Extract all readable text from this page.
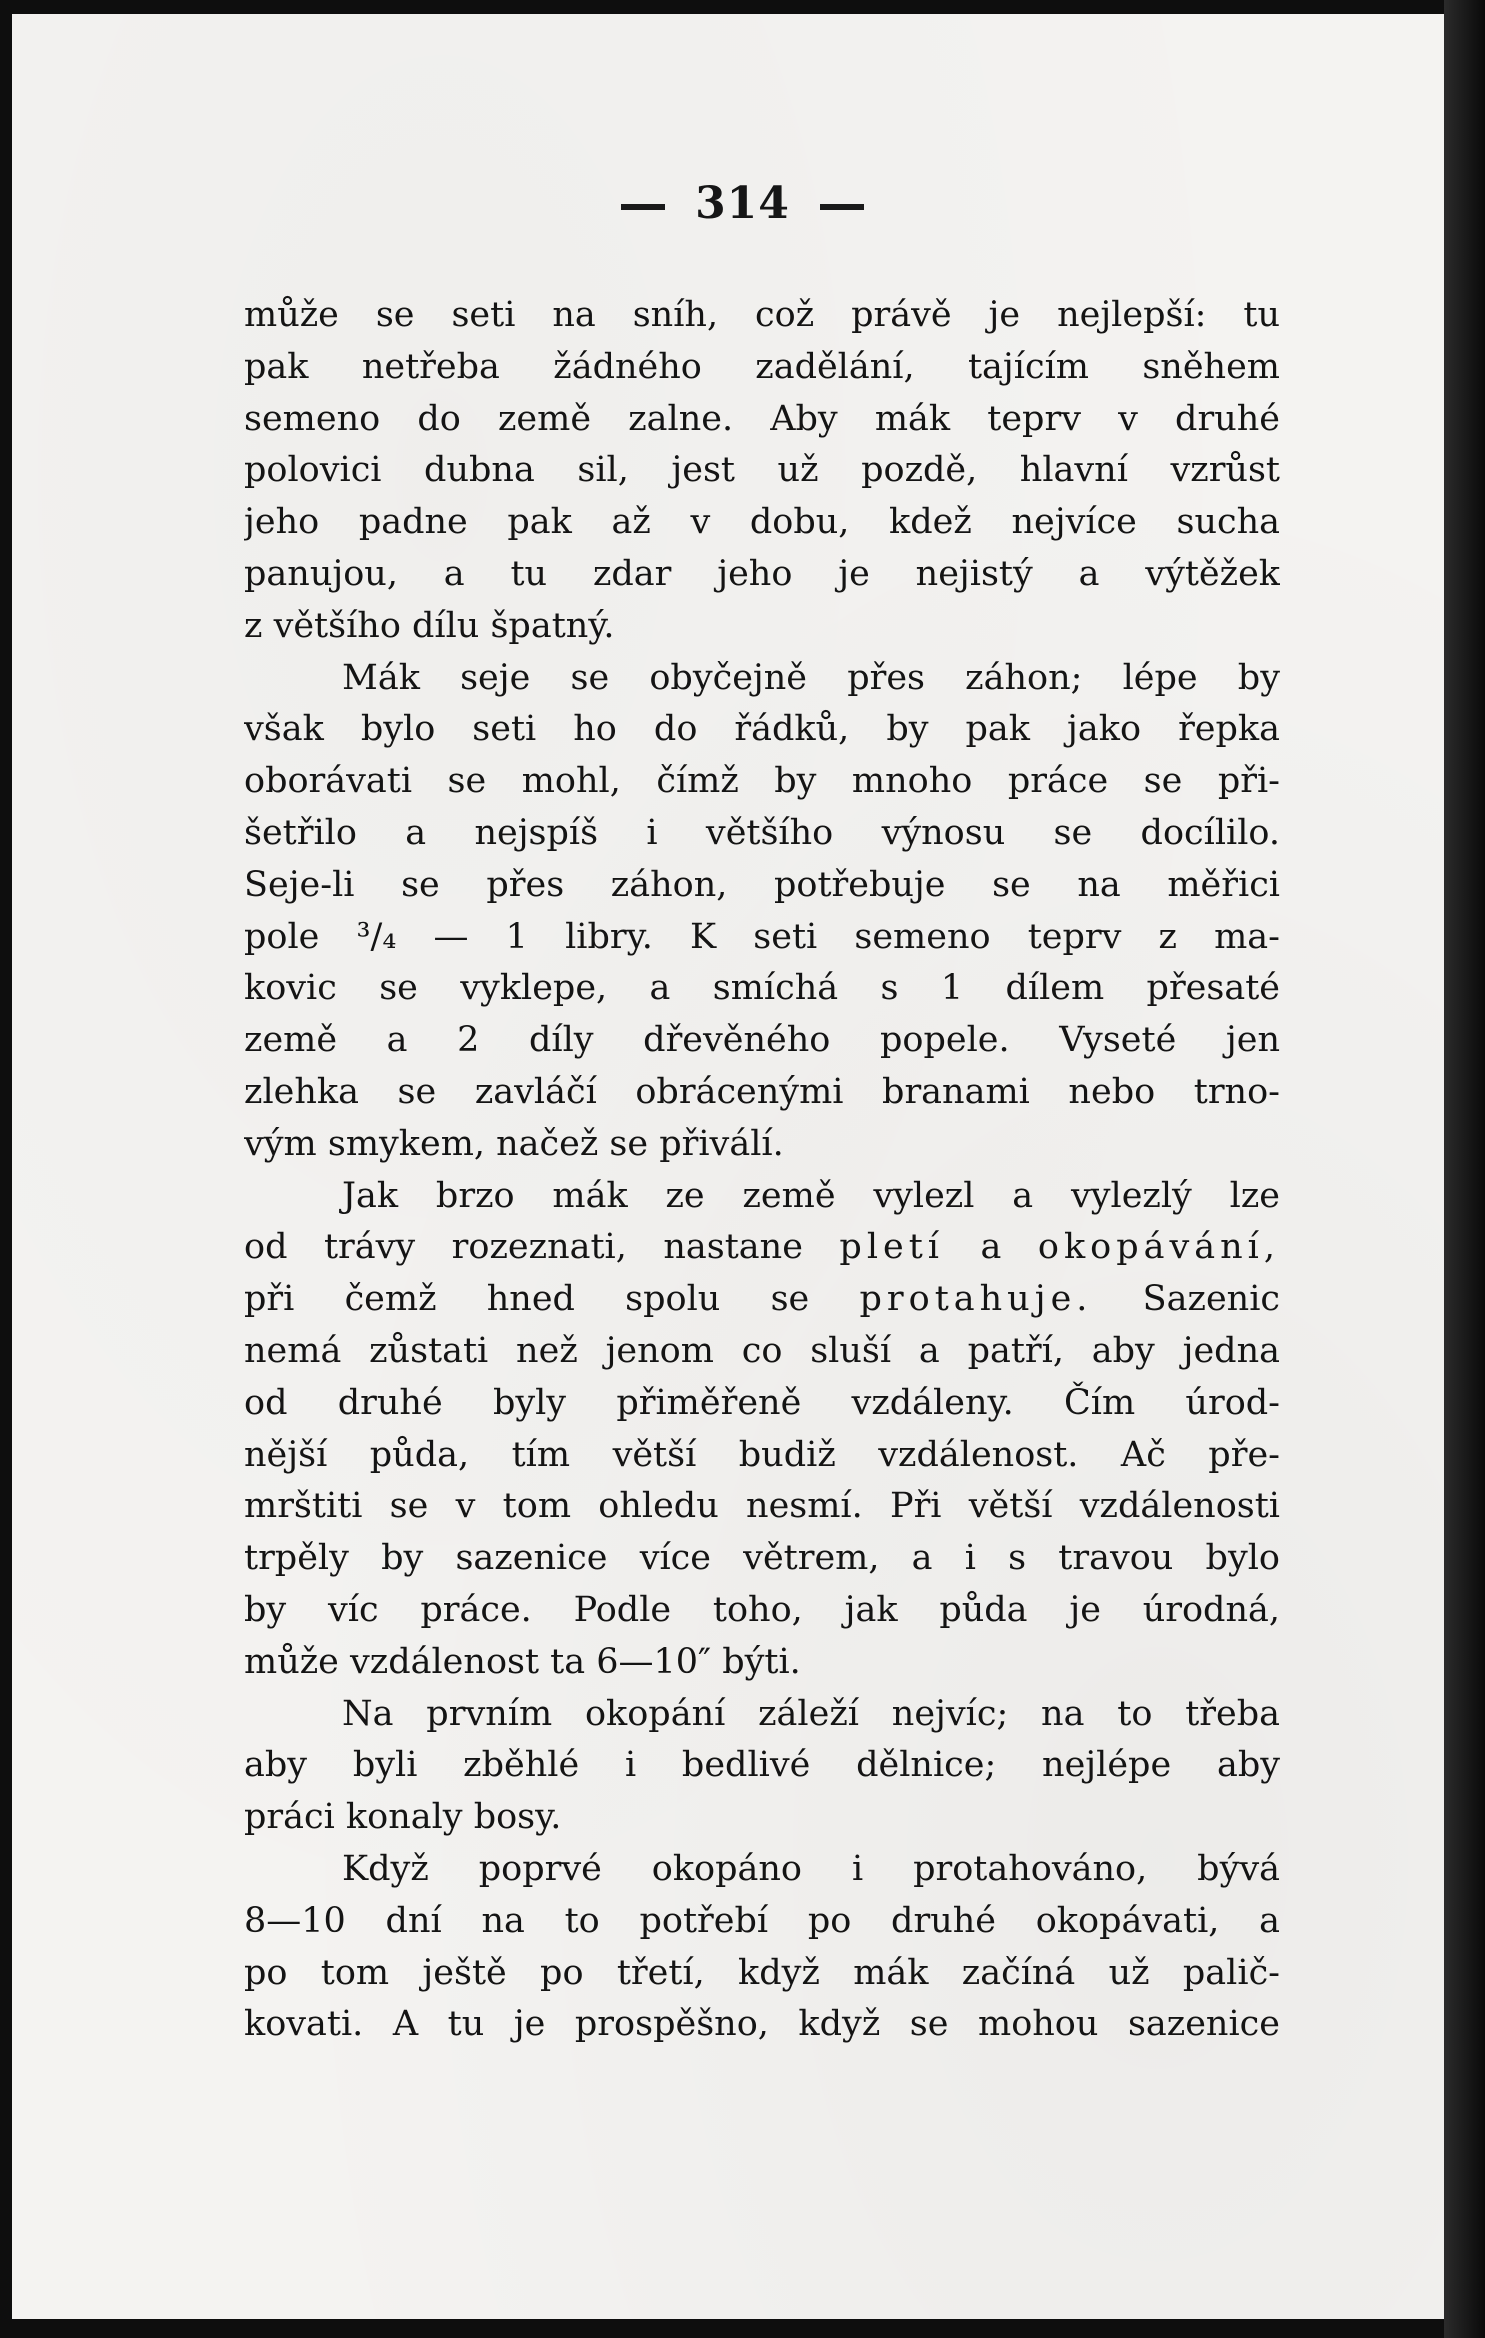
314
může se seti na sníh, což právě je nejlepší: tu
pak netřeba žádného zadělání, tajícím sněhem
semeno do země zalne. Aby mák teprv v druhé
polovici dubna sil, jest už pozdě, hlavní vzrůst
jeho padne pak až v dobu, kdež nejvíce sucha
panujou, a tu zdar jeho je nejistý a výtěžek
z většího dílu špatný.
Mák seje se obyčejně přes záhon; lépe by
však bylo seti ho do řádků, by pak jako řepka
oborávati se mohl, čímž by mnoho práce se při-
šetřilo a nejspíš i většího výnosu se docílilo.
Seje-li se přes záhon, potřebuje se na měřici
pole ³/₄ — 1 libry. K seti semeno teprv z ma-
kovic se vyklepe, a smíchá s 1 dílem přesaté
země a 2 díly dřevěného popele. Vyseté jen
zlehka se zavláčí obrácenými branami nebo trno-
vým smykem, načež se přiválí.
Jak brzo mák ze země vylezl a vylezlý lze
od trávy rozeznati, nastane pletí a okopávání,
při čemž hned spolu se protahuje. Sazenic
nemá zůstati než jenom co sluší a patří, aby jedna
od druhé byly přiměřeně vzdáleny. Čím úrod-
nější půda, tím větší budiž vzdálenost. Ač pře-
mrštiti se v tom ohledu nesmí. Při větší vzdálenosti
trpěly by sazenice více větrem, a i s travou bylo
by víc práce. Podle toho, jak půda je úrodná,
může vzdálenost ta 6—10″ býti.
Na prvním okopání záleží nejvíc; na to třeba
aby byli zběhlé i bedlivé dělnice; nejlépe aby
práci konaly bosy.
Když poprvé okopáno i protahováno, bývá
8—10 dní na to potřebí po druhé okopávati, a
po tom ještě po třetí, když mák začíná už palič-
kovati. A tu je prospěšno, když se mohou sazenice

════════════════════

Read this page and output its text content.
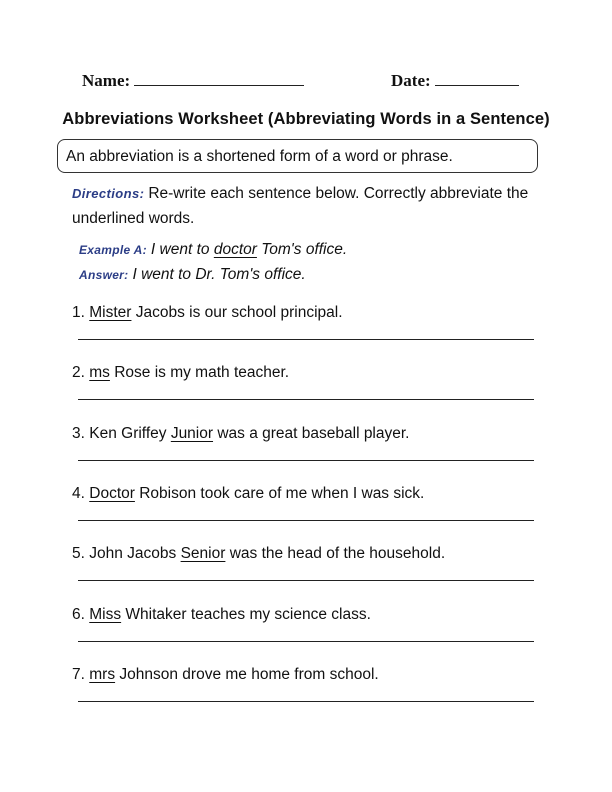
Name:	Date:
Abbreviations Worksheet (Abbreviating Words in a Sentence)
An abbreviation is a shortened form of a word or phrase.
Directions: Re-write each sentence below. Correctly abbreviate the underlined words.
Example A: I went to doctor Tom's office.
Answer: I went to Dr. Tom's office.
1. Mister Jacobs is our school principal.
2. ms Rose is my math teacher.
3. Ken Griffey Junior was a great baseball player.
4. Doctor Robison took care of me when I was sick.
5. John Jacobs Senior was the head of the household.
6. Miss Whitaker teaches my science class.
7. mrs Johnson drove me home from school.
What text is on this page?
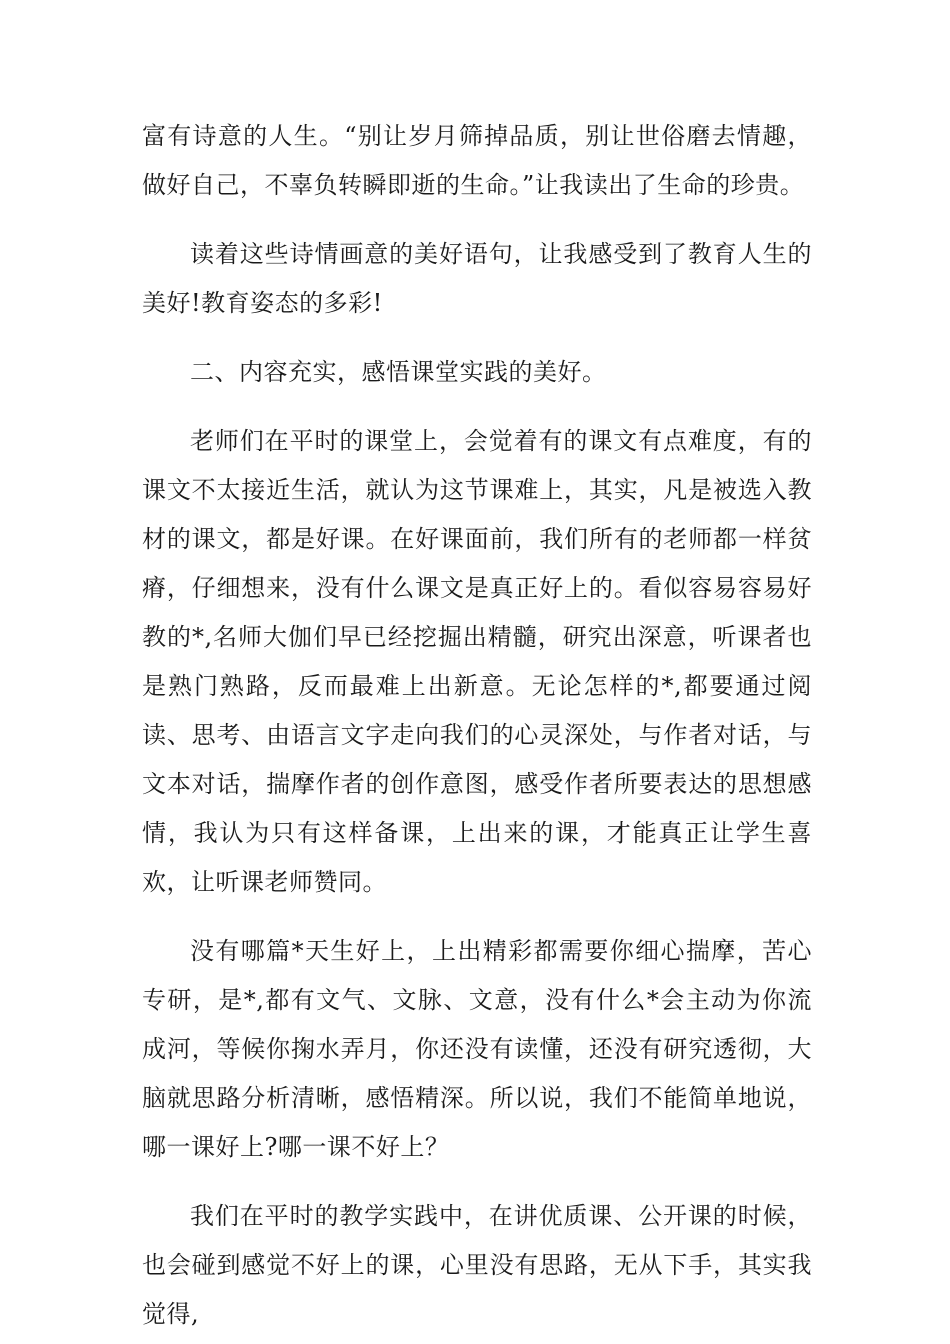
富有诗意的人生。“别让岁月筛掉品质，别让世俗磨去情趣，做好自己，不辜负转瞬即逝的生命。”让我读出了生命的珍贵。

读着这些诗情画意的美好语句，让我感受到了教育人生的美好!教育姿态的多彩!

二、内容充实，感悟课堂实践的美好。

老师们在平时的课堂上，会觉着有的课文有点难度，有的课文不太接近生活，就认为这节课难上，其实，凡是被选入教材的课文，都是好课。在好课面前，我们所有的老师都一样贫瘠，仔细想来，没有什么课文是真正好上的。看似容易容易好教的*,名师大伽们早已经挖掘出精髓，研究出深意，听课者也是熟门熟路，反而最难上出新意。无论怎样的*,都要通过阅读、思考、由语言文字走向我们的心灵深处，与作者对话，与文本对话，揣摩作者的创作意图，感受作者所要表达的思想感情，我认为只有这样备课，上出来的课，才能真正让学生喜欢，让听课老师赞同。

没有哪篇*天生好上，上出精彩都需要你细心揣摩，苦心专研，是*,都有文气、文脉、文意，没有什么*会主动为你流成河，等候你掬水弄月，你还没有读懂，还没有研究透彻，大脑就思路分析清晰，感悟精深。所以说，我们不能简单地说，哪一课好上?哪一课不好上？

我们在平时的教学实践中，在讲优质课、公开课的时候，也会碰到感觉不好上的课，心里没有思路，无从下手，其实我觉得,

════════════════════

» **GOAL**: Go through the material above and count the lines that contain "země"; answer with the number alone.

» **TASK RESPONSE**: 3